• PROBLEM DETAILS: Switch every "y-tick-label" in the data below to "y-axis-tick" and leave everything else unchanged. Give the data back without the pictures.

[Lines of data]
=====
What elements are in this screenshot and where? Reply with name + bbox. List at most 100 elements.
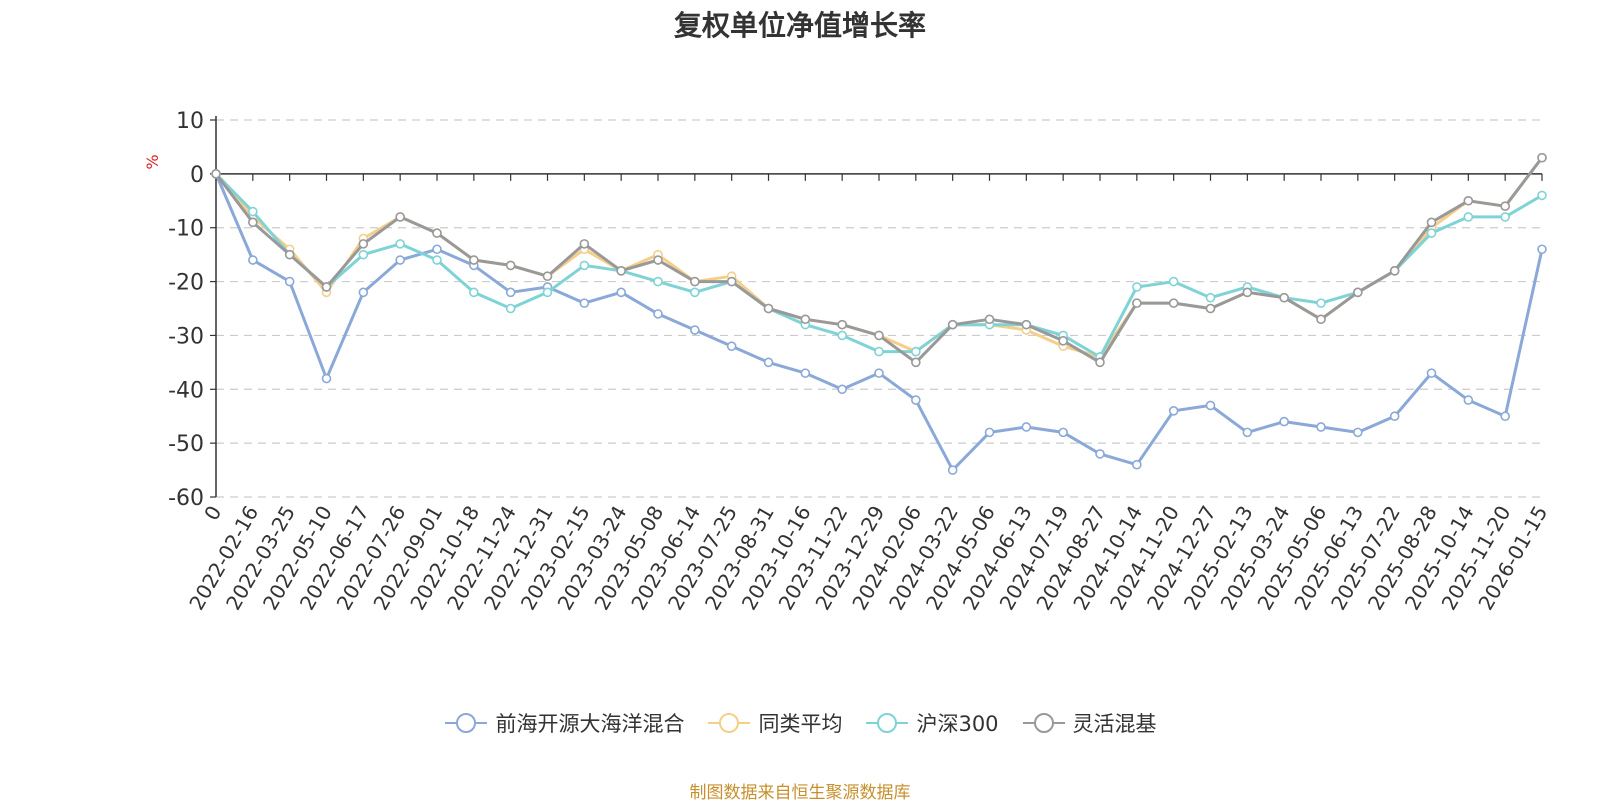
data-point	[1242, 427, 1253, 438]
data-point	[1205, 292, 1216, 303]
data-point	[1500, 212, 1510, 222]
data-point	[616, 287, 626, 298]
chart-plot: 100-10-20-30-40-50-60%02022-02-162022-03…	[143, 109, 1552, 614]
series-lines	[211, 152, 1547, 475]
data-point	[800, 368, 811, 378]
data-point	[542, 271, 553, 281]
y-tick-label: 10	[176, 109, 204, 134]
legend-item-hs300[interactable]: 沪深300	[864, 708, 999, 738]
data-point	[947, 465, 958, 475]
data-point	[248, 206, 258, 217]
data-point	[1316, 422, 1326, 432]
data-point	[321, 373, 332, 384]
data-point	[911, 357, 921, 368]
data-point	[726, 276, 737, 287]
data-point	[1168, 298, 1179, 308]
chart-title: 复权单位净值增长率	[673, 9, 926, 42]
data-point	[653, 309, 663, 319]
data-point	[1426, 228, 1437, 238]
legend-item-fund[interactable]: 前海开源大海洋混合	[443, 708, 684, 738]
data-point	[874, 346, 884, 357]
legend-label-peer-average: 同类平均	[758, 712, 843, 736]
y-tick-label: 0	[190, 163, 204, 188]
data-point	[1132, 298, 1142, 308]
data-point	[1353, 287, 1363, 298]
data-point	[579, 298, 590, 308]
data-point	[911, 346, 921, 357]
data-point	[469, 255, 479, 265]
data-point	[1205, 303, 1216, 314]
data-point	[763, 303, 774, 314]
data-point	[690, 276, 700, 287]
data-point	[1353, 427, 1363, 438]
y-tick-label: -40	[168, 378, 204, 403]
data-point	[1537, 152, 1547, 163]
series-line-1	[214, 156, 1544, 359]
data-point	[542, 287, 553, 298]
data-point	[1021, 422, 1032, 432]
series-line-0	[214, 173, 1544, 472]
data-point	[248, 217, 258, 228]
data-point	[984, 314, 995, 325]
y-unit-label: %	[143, 154, 162, 169]
data-point	[395, 212, 405, 222]
legend: 前海开源大海洋混合 同类平均 沪深300 灵活混基	[0, 708, 1600, 738]
legend-item-flexible-mixed[interactable]: 灵活混基	[1021, 708, 1157, 738]
data-point	[469, 287, 479, 298]
data-point	[1500, 411, 1510, 422]
data-point	[1021, 319, 1032, 330]
data-point	[1537, 244, 1547, 255]
data-point	[1389, 265, 1400, 276]
data-point	[763, 357, 774, 368]
data-point	[505, 287, 516, 298]
legend-peer-line-icon	[708, 713, 751, 733]
data-point	[837, 330, 847, 341]
data-point	[1537, 190, 1547, 201]
data-point	[690, 325, 700, 335]
data-point	[395, 255, 405, 265]
data-point	[947, 319, 958, 330]
data-point	[248, 255, 258, 265]
data-point	[874, 330, 884, 341]
data-point	[432, 228, 442, 238]
data-point	[1500, 201, 1510, 211]
data-point	[432, 255, 442, 265]
y-tick-label: -20	[168, 271, 204, 296]
data-point	[321, 282, 332, 292]
data-point	[284, 276, 295, 287]
data-point	[505, 303, 516, 314]
data-point	[284, 249, 295, 260]
legend-hs300-line-icon	[866, 713, 909, 733]
y-tick-label: -10	[168, 217, 204, 242]
data-point	[690, 287, 700, 298]
legend-item-peer-average[interactable]: 同类平均	[706, 708, 842, 738]
data-point	[1205, 400, 1216, 411]
axes	[210, 116, 1543, 498]
x-tick-label: 0	[199, 502, 226, 525]
data-point	[395, 239, 405, 249]
data-point	[1463, 395, 1474, 405]
data-point	[1168, 276, 1179, 287]
data-point	[1132, 282, 1142, 292]
data-point	[432, 244, 442, 255]
series-line-2	[214, 172, 1543, 359]
y-tick-label: -50	[168, 432, 204, 457]
data-point	[837, 319, 847, 330]
data-point	[211, 169, 221, 179]
data-point	[984, 427, 995, 438]
y-tick-label: -30	[168, 324, 204, 349]
data-point	[1389, 411, 1400, 422]
data-point	[579, 239, 590, 249]
data-point	[505, 260, 516, 271]
legend-flexible-line-icon	[1022, 713, 1065, 733]
data-point	[837, 384, 847, 395]
legend-label-fund: 前海开源大海洋混合	[495, 712, 685, 736]
y-tick-label: -60	[168, 486, 204, 511]
data-point	[1095, 449, 1105, 459]
data-point	[1463, 195, 1474, 206]
data-point	[358, 239, 369, 249]
data-point	[1279, 292, 1289, 303]
legend-label-hs300: 沪深300	[916, 712, 999, 736]
legend-fund-line-icon	[445, 713, 488, 733]
data-point	[911, 395, 921, 405]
=====
• RESPONSE:
What elements are in this screenshot and where? Reply with name + bbox. List at most 100 elements.
data-point	[1242, 427, 1253, 438]
data-point	[1205, 292, 1216, 303]
data-point	[1500, 212, 1510, 222]
data-point	[616, 287, 626, 298]
chart-plot: 100-10-20-30-40-50-60%02022-02-162022-03…	[143, 109, 1552, 614]
series-lines	[211, 152, 1547, 475]
data-point	[800, 368, 811, 378]
data-point	[542, 271, 553, 281]
y-axis-tick: 10	[176, 109, 204, 134]
legend-item-hs300[interactable]: 沪深300	[864, 708, 999, 738]
data-point	[947, 465, 958, 475]
data-point	[248, 206, 258, 217]
data-point	[1316, 422, 1326, 432]
data-point	[321, 373, 332, 384]
data-point	[911, 357, 921, 368]
data-point	[726, 276, 737, 287]
data-point	[1168, 298, 1179, 308]
chart-title: 复权单位净值增长率	[673, 9, 926, 42]
data-point	[653, 309, 663, 319]
data-point	[1426, 228, 1437, 238]
legend-item-fund[interactable]: 前海开源大海洋混合	[443, 708, 684, 738]
data-point	[874, 346, 884, 357]
legend-label-peer-average: 同类平均	[758, 712, 843, 736]
y-axis-tick: 0	[190, 163, 204, 188]
data-point	[1132, 298, 1142, 308]
data-point	[1353, 287, 1363, 298]
data-point	[579, 298, 590, 308]
data-point	[911, 346, 921, 357]
data-point	[469, 255, 479, 265]
data-point	[1205, 303, 1216, 314]
data-point	[763, 303, 774, 314]
data-point	[690, 276, 700, 287]
data-point	[1353, 427, 1363, 438]
y-axis-tick: -40	[168, 378, 204, 403]
data-point	[1537, 152, 1547, 163]
series-line-1	[214, 156, 1544, 359]
data-point	[542, 287, 553, 298]
data-point	[1021, 422, 1032, 432]
series-line-0	[214, 173, 1544, 472]
data-point	[248, 217, 258, 228]
data-point	[984, 314, 995, 325]
y-unit-label: %	[143, 154, 162, 169]
data-point	[395, 212, 405, 222]
legend: 前海开源大海洋混合 同类平均 沪深300 灵活混基	[0, 708, 1600, 738]
legend-item-flexible-mixed[interactable]: 灵活混基	[1021, 708, 1157, 738]
data-point	[469, 287, 479, 298]
data-point	[1500, 411, 1510, 422]
data-point	[1021, 319, 1032, 330]
data-point	[1537, 244, 1547, 255]
data-point	[1389, 265, 1400, 276]
data-point	[763, 357, 774, 368]
data-point	[505, 287, 516, 298]
legend-peer-line-icon	[708, 713, 751, 733]
data-point	[837, 330, 847, 341]
data-point	[1537, 190, 1547, 201]
data-point	[690, 325, 700, 335]
data-point	[395, 255, 405, 265]
data-point	[947, 319, 958, 330]
data-point	[248, 255, 258, 265]
data-point	[874, 330, 884, 341]
data-point	[432, 228, 442, 238]
data-point	[1500, 201, 1510, 211]
data-point	[432, 255, 442, 265]
y-axis-tick: -20	[168, 271, 204, 296]
data-point	[321, 282, 332, 292]
data-point	[284, 276, 295, 287]
data-point	[505, 303, 516, 314]
data-point	[284, 249, 295, 260]
legend-hs300-line-icon	[866, 713, 909, 733]
y-axis-tick: -10	[168, 217, 204, 242]
data-point	[690, 287, 700, 298]
legend-item-peer-average[interactable]: 同类平均	[706, 708, 842, 738]
data-point	[1205, 400, 1216, 411]
axes	[210, 116, 1543, 498]
x-tick-label: 0	[199, 502, 226, 525]
data-point	[395, 239, 405, 249]
data-point	[1463, 395, 1474, 405]
data-point	[1168, 276, 1179, 287]
data-point	[1132, 282, 1142, 292]
data-point	[432, 244, 442, 255]
series-line-2	[214, 172, 1543, 359]
y-axis-tick: -50	[168, 432, 204, 457]
data-point	[837, 319, 847, 330]
data-point	[211, 169, 221, 179]
data-point	[984, 427, 995, 438]
y-axis-tick: -30	[168, 324, 204, 349]
data-point	[1389, 411, 1400, 422]
data-point	[579, 239, 590, 249]
data-point	[505, 260, 516, 271]
legend-flexible-line-icon	[1022, 713, 1065, 733]
data-point	[837, 384, 847, 395]
legend-label-fund: 前海开源大海洋混合	[495, 712, 685, 736]
y-axis-tick: -60	[168, 486, 204, 511]
data-point	[1095, 449, 1105, 459]
data-point	[1463, 195, 1474, 206]
data-point	[358, 239, 369, 249]
data-point	[1279, 292, 1289, 303]
legend-label-hs300: 沪深300	[916, 712, 999, 736]
legend-fund-line-icon	[445, 713, 488, 733]
data-point	[911, 395, 921, 405]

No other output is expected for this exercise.